YOUR OBJECTIVE:
Exclude the pictures, then repeat the remaining data exactly.

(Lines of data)
══════
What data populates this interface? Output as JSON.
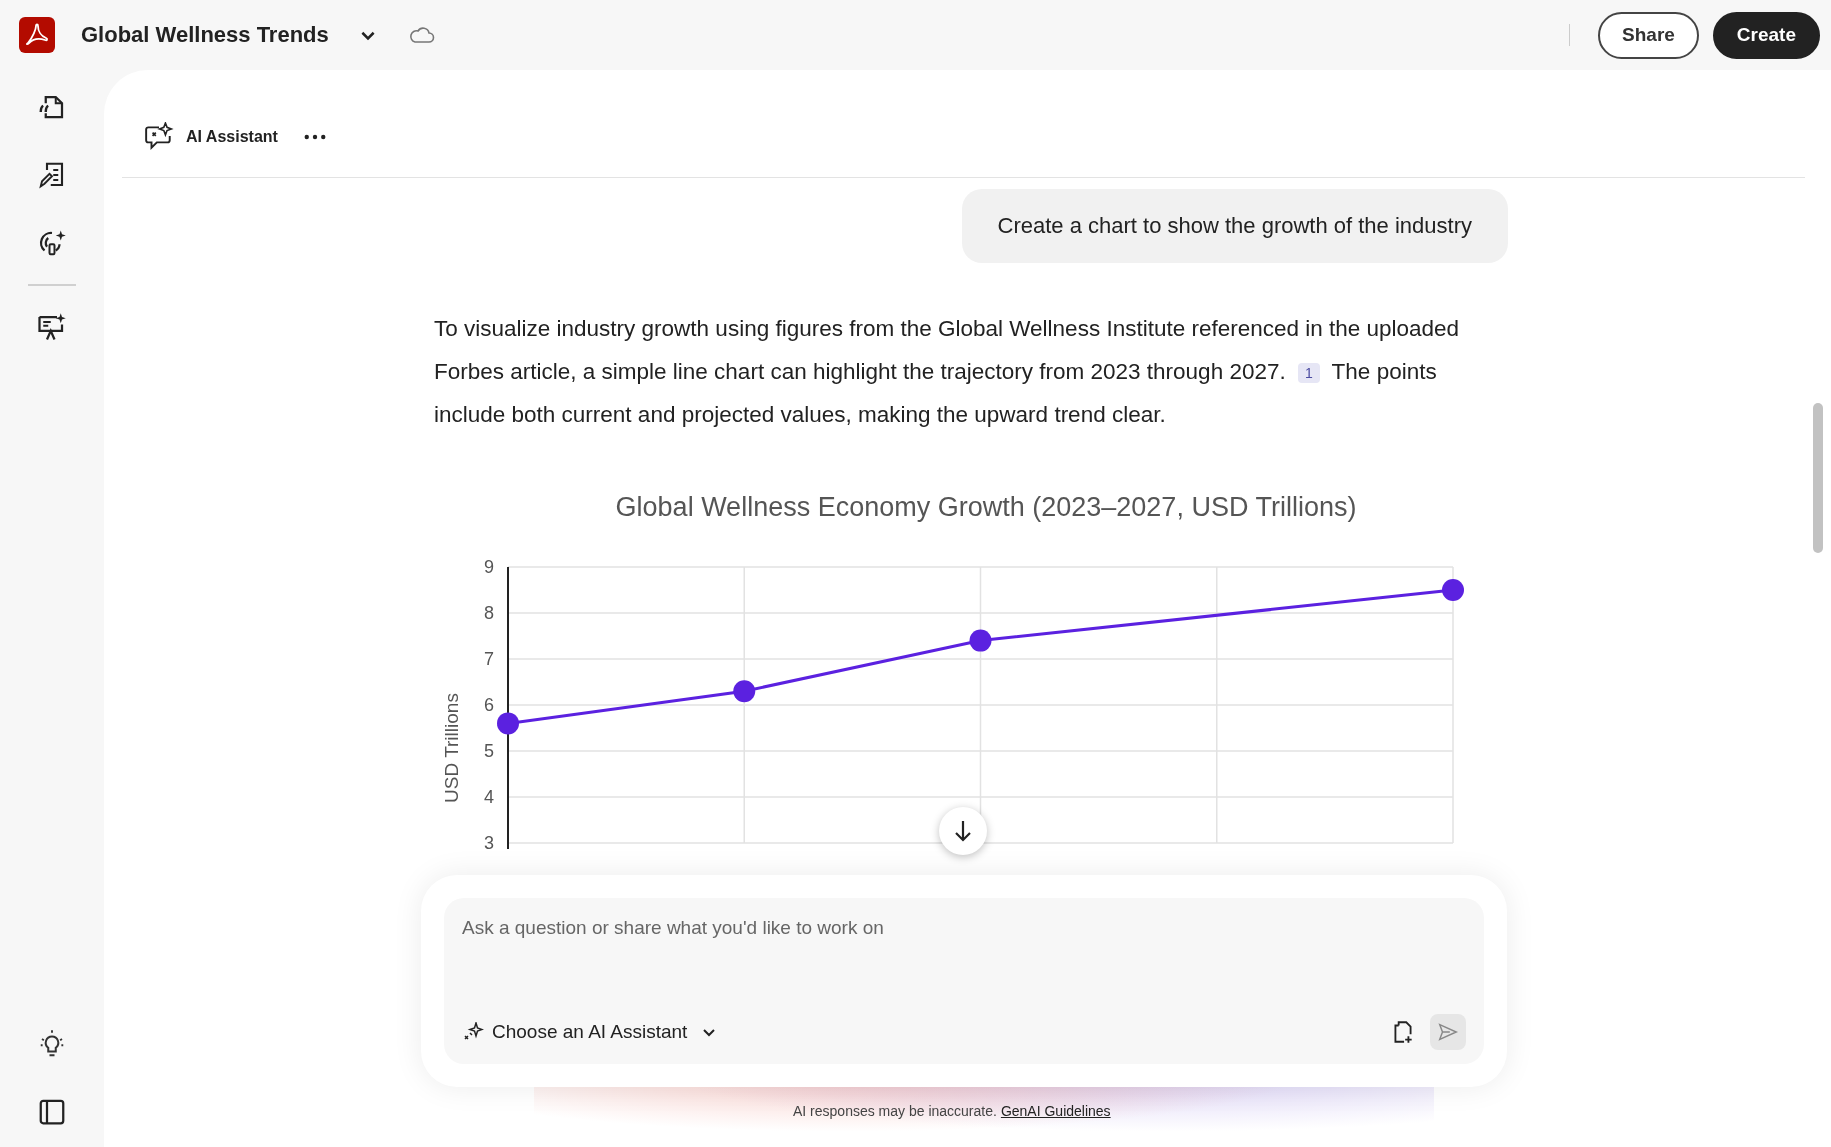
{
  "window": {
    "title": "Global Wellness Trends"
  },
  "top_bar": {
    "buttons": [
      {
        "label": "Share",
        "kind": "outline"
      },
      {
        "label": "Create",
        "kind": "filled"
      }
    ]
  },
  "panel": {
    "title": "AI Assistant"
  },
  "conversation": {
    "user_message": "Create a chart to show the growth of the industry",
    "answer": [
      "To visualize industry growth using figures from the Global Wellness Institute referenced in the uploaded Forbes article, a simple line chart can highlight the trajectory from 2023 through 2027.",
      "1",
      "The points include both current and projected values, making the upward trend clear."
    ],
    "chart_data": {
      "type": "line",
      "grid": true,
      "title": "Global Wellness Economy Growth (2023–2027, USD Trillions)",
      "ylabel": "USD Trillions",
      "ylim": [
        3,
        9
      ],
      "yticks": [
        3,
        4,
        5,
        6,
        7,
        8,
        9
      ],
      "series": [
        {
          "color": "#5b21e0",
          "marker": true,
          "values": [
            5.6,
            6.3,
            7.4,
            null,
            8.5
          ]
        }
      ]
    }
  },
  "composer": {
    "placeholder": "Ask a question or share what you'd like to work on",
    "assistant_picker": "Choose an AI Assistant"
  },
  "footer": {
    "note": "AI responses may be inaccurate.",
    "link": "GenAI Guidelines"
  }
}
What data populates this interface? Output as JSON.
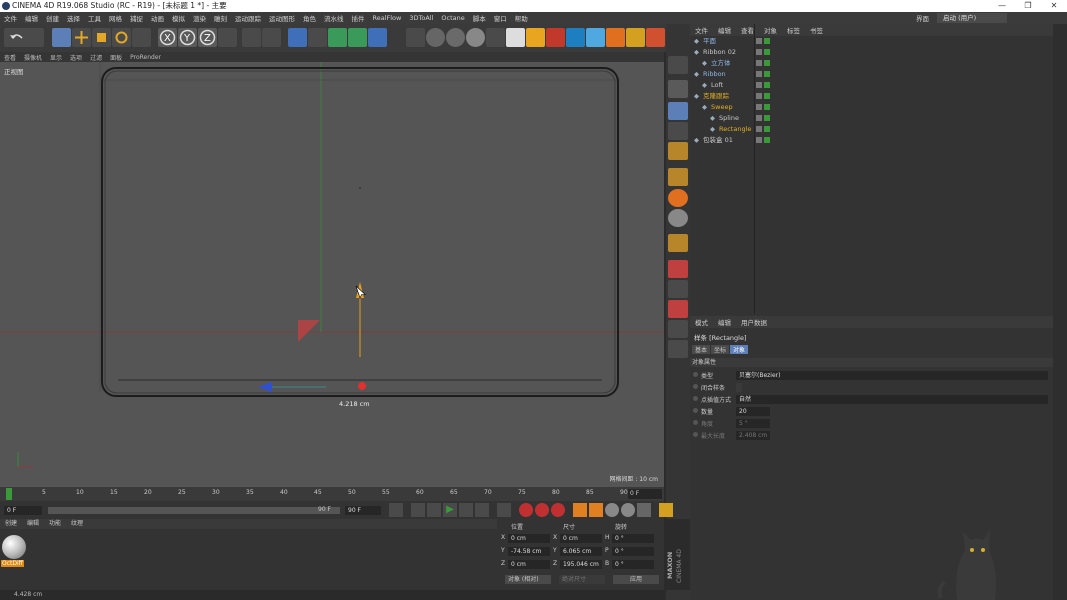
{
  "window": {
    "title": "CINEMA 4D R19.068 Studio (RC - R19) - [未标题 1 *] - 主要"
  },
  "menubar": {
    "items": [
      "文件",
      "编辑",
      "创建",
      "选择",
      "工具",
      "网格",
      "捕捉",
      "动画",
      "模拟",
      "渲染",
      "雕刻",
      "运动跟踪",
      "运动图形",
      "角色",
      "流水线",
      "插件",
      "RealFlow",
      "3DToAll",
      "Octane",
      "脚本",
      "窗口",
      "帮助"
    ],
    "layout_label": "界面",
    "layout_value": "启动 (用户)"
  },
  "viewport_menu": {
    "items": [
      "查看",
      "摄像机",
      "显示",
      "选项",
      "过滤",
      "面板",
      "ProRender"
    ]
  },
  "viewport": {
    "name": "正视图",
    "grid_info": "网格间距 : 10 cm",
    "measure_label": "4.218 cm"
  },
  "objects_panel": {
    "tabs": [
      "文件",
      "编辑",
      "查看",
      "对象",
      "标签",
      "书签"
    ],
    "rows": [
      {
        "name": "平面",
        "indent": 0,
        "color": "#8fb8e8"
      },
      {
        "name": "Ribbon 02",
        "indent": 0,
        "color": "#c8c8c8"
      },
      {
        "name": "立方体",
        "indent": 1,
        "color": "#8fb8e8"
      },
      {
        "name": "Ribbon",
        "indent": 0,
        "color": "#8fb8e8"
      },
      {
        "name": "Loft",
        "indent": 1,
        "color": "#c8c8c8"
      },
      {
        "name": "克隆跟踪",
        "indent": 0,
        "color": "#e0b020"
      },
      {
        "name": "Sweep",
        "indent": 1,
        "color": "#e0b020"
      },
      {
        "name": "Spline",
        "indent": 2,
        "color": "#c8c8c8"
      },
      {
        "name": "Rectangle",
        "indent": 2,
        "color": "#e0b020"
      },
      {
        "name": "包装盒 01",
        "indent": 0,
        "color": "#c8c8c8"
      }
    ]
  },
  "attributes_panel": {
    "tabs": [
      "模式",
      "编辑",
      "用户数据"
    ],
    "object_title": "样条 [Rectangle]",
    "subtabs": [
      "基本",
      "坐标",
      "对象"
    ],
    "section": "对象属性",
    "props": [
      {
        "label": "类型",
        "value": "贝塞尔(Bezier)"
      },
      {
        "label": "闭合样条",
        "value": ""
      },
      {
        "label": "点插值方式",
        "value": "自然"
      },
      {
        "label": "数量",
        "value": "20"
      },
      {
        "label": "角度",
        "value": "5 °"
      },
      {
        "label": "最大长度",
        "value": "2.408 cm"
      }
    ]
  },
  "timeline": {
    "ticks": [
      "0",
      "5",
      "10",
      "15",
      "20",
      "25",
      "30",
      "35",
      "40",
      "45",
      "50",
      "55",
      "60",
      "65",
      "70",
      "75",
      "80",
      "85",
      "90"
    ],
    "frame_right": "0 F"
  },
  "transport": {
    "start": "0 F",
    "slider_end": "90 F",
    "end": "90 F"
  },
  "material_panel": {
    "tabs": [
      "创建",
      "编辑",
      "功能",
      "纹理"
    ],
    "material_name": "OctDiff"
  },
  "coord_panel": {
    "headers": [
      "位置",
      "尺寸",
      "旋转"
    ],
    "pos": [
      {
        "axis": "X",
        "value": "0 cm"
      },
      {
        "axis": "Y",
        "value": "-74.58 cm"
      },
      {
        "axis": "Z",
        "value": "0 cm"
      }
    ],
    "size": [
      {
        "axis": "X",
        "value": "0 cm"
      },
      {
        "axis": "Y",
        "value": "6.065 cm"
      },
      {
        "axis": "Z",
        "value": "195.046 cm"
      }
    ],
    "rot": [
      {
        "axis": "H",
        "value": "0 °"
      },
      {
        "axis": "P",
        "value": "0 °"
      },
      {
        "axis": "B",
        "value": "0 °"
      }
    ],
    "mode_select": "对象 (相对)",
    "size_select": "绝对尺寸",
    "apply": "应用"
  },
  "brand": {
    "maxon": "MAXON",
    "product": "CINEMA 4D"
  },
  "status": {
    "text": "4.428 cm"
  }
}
══════
OUTPUT FOR THIS EXERCISE:
What data populates this interface? Output as JSON.
{
  "window": {
    "title": "Global Wellness Trends"
  },
  "top_bar": {
    "buttons": [
      {
        "label": "Share",
        "kind": "outline"
      },
      {
        "label": "Create",
        "kind": "filled"
      }
    ]
  },
  "panel": {
    "title": "AI Assistant"
  },
  "conversation": {
    "user_message": "Create a chart to show the growth of the industry",
    "answer": [
      "To visualize industry growth using figures from the Global Wellness Institute referenced in the uploaded Forbes article, a simple line chart can highlight the trajectory from 2023 through 2027.",
      "1",
      "The points include both current and projected values, making the upward trend clear."
    ],
    "chart_data": {
      "type": "line",
      "grid": true,
      "title": "Global Wellness Economy Growth (2023–2027, USD Trillions)",
      "ylabel": "USD Trillions",
      "ylim": [
        3,
        9
      ],
      "yticks": [
        3,
        4,
        5,
        6,
        7,
        8,
        9
      ],
      "series": [
        {
          "color": "#5b21e0",
          "marker": true,
          "values": [
            5.6,
            6.3,
            7.4,
            null,
            8.5
          ]
        }
      ]
    }
  },
  "composer": {
    "placeholder": "Ask a question or share what you'd like to work on",
    "assistant_picker": "Choose an AI Assistant"
  },
  "footer": {
    "note": "AI responses may be inaccurate.",
    "link": "GenAI Guidelines"
  }
}
What data populates this interface? Output as JSON.
{
  "window": {
    "title": "CINEMA 4D R19.068 Studio (RC - R19) - [未标题 1 *] - 主要"
  },
  "menubar": {
    "items": [
      "文件",
      "编辑",
      "创建",
      "选择",
      "工具",
      "网格",
      "捕捉",
      "动画",
      "模拟",
      "渲染",
      "雕刻",
      "运动跟踪",
      "运动图形",
      "角色",
      "流水线",
      "插件",
      "RealFlow",
      "3DToAll",
      "Octane",
      "脚本",
      "窗口",
      "帮助"
    ],
    "layout_label": "界面",
    "layout_value": "启动 (用户)"
  },
  "viewport_menu": {
    "items": [
      "查看",
      "摄像机",
      "显示",
      "选项",
      "过滤",
      "面板",
      "ProRender"
    ]
  },
  "viewport": {
    "name": "正视图",
    "grid_info": "网格间距 : 10 cm",
    "measure_label": "4.218 cm"
  },
  "objects_panel": {
    "tabs": [
      "文件",
      "编辑",
      "查看",
      "对象",
      "标签",
      "书签"
    ],
    "rows": [
      {
        "name": "平面",
        "indent": 0,
        "color": "#8fb8e8"
      },
      {
        "name": "Ribbon 02",
        "indent": 0,
        "color": "#c8c8c8"
      },
      {
        "name": "立方体",
        "indent": 1,
        "color": "#8fb8e8"
      },
      {
        "name": "Ribbon",
        "indent": 0,
        "color": "#8fb8e8"
      },
      {
        "name": "Loft",
        "indent": 1,
        "color": "#c8c8c8"
      },
      {
        "name": "克隆跟踪",
        "indent": 0,
        "color": "#e0b020"
      },
      {
        "name": "Sweep",
        "indent": 1,
        "color": "#e0b020"
      },
      {
        "name": "Spline",
        "indent": 2,
        "color": "#c8c8c8"
      },
      {
        "name": "Rectangle",
        "indent": 2,
        "color": "#e0b020"
      },
      {
        "name": "包装盒 01",
        "indent": 0,
        "color": "#c8c8c8"
      }
    ]
  },
  "attributes_panel": {
    "tabs": [
      "模式",
      "编辑",
      "用户数据"
    ],
    "object_title": "样条 [Rectangle]",
    "subtabs": [
      "基本",
      "坐标",
      "对象"
    ],
    "section": "对象属性",
    "props": [
      {
        "label": "类型",
        "value": "贝塞尔(Bezier)"
      },
      {
        "label": "闭合样条",
        "value": ""
      },
      {
        "label": "点插值方式",
        "value": "自然"
      },
      {
        "label": "数量",
        "value": "20"
      },
      {
        "label": "角度",
        "value": "5 °"
      },
      {
        "label": "最大长度",
        "value": "2.408 cm"
      }
    ]
  },
  "timeline": {
    "ticks": [
      "0",
      "5",
      "10",
      "15",
      "20",
      "25",
      "30",
      "35",
      "40",
      "45",
      "50",
      "55",
      "60",
      "65",
      "70",
      "75",
      "80",
      "85",
      "90"
    ],
    "frame_right": "0 F"
  },
  "transport": {
    "start": "0 F",
    "slider_end": "90 F",
    "end": "90 F"
  },
  "material_panel": {
    "tabs": [
      "创建",
      "编辑",
      "功能",
      "纹理"
    ],
    "material_name": "OctDiff"
  },
  "coord_panel": {
    "headers": [
      "位置",
      "尺寸",
      "旋转"
    ],
    "pos": [
      {
        "axis": "X",
        "value": "0 cm"
      },
      {
        "axis": "Y",
        "value": "-74.58 cm"
      },
      {
        "axis": "Z",
        "value": "0 cm"
      }
    ],
    "size": [
      {
        "axis": "X",
        "value": "0 cm"
      },
      {
        "axis": "Y",
        "value": "6.065 cm"
      },
      {
        "axis": "Z",
        "value": "195.046 cm"
      }
    ],
    "rot": [
      {
        "axis": "H",
        "value": "0 °"
      },
      {
        "axis": "P",
        "value": "0 °"
      },
      {
        "axis": "B",
        "value": "0 °"
      }
    ],
    "mode_select": "对象 (相对)",
    "size_select": "绝对尺寸",
    "apply": "应用"
  },
  "brand": {
    "maxon": "MAXON",
    "product": "CINEMA 4D"
  },
  "status": {
    "text": "4.428 cm"
  }
}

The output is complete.